WHAT YOU WILL DO:
Write the material out again exactly as it stands.

INPUT ROWS:
┄┄┄┄┄┄
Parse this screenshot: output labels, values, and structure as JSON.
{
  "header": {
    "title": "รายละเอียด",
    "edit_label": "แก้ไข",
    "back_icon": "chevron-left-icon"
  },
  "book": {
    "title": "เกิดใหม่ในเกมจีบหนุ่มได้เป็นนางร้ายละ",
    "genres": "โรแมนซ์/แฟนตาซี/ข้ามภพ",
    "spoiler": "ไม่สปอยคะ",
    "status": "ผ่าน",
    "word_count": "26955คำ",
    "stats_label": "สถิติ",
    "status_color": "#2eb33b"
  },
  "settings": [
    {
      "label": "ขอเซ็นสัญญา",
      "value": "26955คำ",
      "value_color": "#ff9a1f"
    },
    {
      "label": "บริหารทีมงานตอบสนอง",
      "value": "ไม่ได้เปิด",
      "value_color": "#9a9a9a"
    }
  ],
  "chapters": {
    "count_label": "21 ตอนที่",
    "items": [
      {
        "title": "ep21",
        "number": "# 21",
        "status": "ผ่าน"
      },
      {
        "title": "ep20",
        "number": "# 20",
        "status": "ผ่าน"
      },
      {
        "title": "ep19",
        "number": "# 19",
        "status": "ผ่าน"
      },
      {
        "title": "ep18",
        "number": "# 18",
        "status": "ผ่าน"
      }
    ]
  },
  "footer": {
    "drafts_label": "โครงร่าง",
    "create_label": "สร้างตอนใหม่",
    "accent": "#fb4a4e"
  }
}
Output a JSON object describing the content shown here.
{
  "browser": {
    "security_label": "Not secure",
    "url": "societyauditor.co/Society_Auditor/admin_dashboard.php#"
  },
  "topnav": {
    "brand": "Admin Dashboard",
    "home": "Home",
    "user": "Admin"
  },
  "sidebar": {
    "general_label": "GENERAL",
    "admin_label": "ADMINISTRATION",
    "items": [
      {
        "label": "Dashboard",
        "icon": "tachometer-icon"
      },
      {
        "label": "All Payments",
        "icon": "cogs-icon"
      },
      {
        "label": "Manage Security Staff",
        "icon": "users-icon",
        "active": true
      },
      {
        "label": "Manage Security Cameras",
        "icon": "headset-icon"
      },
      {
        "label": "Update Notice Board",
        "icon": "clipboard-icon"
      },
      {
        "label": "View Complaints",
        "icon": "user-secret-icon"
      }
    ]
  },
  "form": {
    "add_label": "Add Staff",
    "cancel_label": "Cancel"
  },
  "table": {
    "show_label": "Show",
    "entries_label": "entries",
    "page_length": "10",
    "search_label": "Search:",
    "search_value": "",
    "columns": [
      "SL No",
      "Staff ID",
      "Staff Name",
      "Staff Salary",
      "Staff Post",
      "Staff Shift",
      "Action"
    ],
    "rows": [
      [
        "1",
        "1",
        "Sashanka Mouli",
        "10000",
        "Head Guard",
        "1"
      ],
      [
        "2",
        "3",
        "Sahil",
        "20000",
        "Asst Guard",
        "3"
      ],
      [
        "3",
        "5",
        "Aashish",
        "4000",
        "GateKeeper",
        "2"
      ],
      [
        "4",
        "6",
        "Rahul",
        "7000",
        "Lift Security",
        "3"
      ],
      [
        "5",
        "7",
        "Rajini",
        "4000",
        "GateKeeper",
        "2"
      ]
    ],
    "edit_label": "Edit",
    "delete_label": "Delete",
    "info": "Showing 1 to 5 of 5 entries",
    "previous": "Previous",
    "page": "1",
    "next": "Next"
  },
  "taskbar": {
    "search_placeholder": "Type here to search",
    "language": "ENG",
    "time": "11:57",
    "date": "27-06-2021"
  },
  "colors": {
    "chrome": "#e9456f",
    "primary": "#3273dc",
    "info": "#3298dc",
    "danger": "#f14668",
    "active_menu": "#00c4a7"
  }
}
┄┄┄┄┄┄
SOLUTION:
Parse this screenshot: output labels, values, and structure as JSON.
{
  "header": {
    "title": "รายละเอียด",
    "edit_label": "แก้ไข",
    "back_icon": "chevron-left-icon"
  },
  "book": {
    "title": "เกิดใหม่ในเกมจีบหนุ่มได้เป็นนางร้ายละ",
    "genres": "โรแมนซ์/แฟนตาซี/ข้ามภพ",
    "spoiler": "ไม่สปอยคะ",
    "status": "ผ่าน",
    "word_count": "26955คำ",
    "stats_label": "สถิติ",
    "status_color": "#2eb33b"
  },
  "settings": [
    {
      "label": "ขอเซ็นสัญญา",
      "value": "26955คำ",
      "value_color": "#ff9a1f"
    },
    {
      "label": "บริหารทีมงานตอบสนอง",
      "value": "ไม่ได้เปิด",
      "value_color": "#9a9a9a"
    }
  ],
  "chapters": {
    "count_label": "21 ตอนที่",
    "items": [
      {
        "title": "ep21",
        "number": "# 21",
        "status": "ผ่าน"
      },
      {
        "title": "ep20",
        "number": "# 20",
        "status": "ผ่าน"
      },
      {
        "title": "ep19",
        "number": "# 19",
        "status": "ผ่าน"
      },
      {
        "title": "ep18",
        "number": "# 18",
        "status": "ผ่าน"
      }
    ]
  },
  "footer": {
    "drafts_label": "โครงร่าง",
    "create_label": "สร้างตอนใหม่",
    "accent": "#fb4a4e"
  }
}
Output a JSON object describing the content shown here.
{
  "browser": {
    "security_label": "Not secure",
    "url": "societyauditor.co/Society_Auditor/admin_dashboard.php#"
  },
  "topnav": {
    "brand": "Admin Dashboard",
    "home": "Home",
    "user": "Admin"
  },
  "sidebar": {
    "general_label": "GENERAL",
    "admin_label": "ADMINISTRATION",
    "items": [
      {
        "label": "Dashboard",
        "icon": "tachometer-icon"
      },
      {
        "label": "All Payments",
        "icon": "cogs-icon"
      },
      {
        "label": "Manage Security Staff",
        "icon": "users-icon",
        "active": true
      },
      {
        "label": "Manage Security Cameras",
        "icon": "headset-icon"
      },
      {
        "label": "Update Notice Board",
        "icon": "clipboard-icon"
      },
      {
        "label": "View Complaints",
        "icon": "user-secret-icon"
      }
    ]
  },
  "form": {
    "add_label": "Add Staff",
    "cancel_label": "Cancel"
  },
  "table": {
    "show_label": "Show",
    "entries_label": "entries",
    "page_length": "10",
    "search_label": "Search:",
    "search_value": "",
    "columns": [
      "SL No",
      "Staff ID",
      "Staff Name",
      "Staff Salary",
      "Staff Post",
      "Staff Shift",
      "Action"
    ],
    "rows": [
      [
        "1",
        "1",
        "Sashanka Mouli",
        "10000",
        "Head Guard",
        "1"
      ],
      [
        "2",
        "3",
        "Sahil",
        "20000",
        "Asst Guard",
        "3"
      ],
      [
        "3",
        "5",
        "Aashish",
        "4000",
        "GateKeeper",
        "2"
      ],
      [
        "4",
        "6",
        "Rahul",
        "7000",
        "Lift Security",
        "3"
      ],
      [
        "5",
        "7",
        "Rajini",
        "4000",
        "GateKeeper",
        "2"
      ]
    ],
    "edit_label": "Edit",
    "delete_label": "Delete",
    "info": "Showing 1 to 5 of 5 entries",
    "previous": "Previous",
    "page": "1",
    "next": "Next"
  },
  "taskbar": {
    "search_placeholder": "Type here to search",
    "language": "ENG",
    "time": "11:57",
    "date": "27-06-2021"
  },
  "colors": {
    "chrome": "#e9456f",
    "primary": "#3273dc",
    "info": "#3298dc",
    "danger": "#f14668",
    "active_menu": "#00c4a7"
  }
}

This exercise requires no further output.